▶ Task to carry out:
Without the images, write out all of the following entries exactly.

▶ Rows from a dataset:
>> start

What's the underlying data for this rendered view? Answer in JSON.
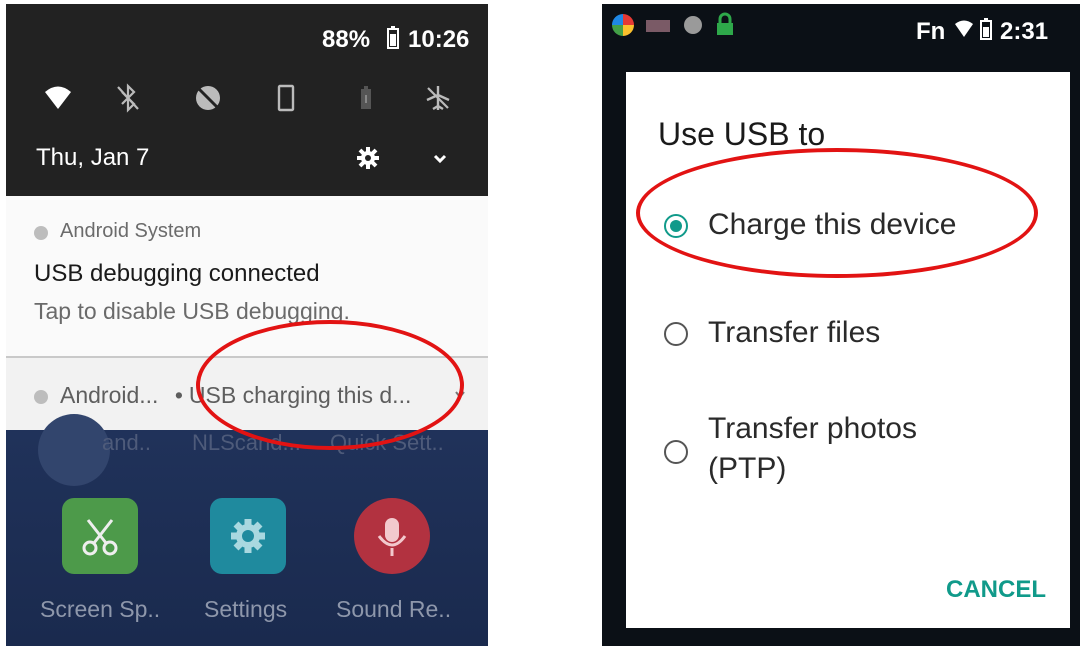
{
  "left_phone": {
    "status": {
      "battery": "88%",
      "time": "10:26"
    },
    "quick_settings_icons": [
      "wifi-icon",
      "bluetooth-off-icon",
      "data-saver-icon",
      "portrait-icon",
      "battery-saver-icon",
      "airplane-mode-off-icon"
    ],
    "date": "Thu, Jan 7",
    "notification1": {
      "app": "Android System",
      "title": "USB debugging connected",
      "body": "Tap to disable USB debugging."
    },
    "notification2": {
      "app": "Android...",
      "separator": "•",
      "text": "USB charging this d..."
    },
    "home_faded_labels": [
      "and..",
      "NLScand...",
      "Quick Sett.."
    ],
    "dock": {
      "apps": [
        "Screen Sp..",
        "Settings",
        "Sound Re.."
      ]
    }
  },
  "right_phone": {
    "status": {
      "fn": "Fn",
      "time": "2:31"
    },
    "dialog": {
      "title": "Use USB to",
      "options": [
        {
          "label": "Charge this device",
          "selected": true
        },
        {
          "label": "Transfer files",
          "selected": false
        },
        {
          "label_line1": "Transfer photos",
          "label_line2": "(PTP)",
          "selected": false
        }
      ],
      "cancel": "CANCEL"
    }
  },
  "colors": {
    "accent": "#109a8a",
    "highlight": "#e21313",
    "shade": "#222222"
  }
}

>> end

▶ Output of the task:
What's the underlying data for this rendered view? Answer in JSON.
{
  "left_phone": {
    "status": {
      "battery": "88%",
      "time": "10:26"
    },
    "quick_settings_icons": [
      "wifi-icon",
      "bluetooth-off-icon",
      "data-saver-icon",
      "portrait-icon",
      "battery-saver-icon",
      "airplane-mode-off-icon"
    ],
    "date": "Thu, Jan 7",
    "notification1": {
      "app": "Android System",
      "title": "USB debugging connected",
      "body": "Tap to disable USB debugging."
    },
    "notification2": {
      "app": "Android...",
      "separator": "•",
      "text": "USB charging this d..."
    },
    "home_faded_labels": [
      "and..",
      "NLScand...",
      "Quick Sett.."
    ],
    "dock": {
      "apps": [
        "Screen Sp..",
        "Settings",
        "Sound Re.."
      ]
    }
  },
  "right_phone": {
    "status": {
      "fn": "Fn",
      "time": "2:31"
    },
    "dialog": {
      "title": "Use USB to",
      "options": [
        {
          "label": "Charge this device",
          "selected": true
        },
        {
          "label": "Transfer files",
          "selected": false
        },
        {
          "label_line1": "Transfer photos",
          "label_line2": "(PTP)",
          "selected": false
        }
      ],
      "cancel": "CANCEL"
    }
  },
  "colors": {
    "accent": "#109a8a",
    "highlight": "#e21313",
    "shade": "#222222"
  }
}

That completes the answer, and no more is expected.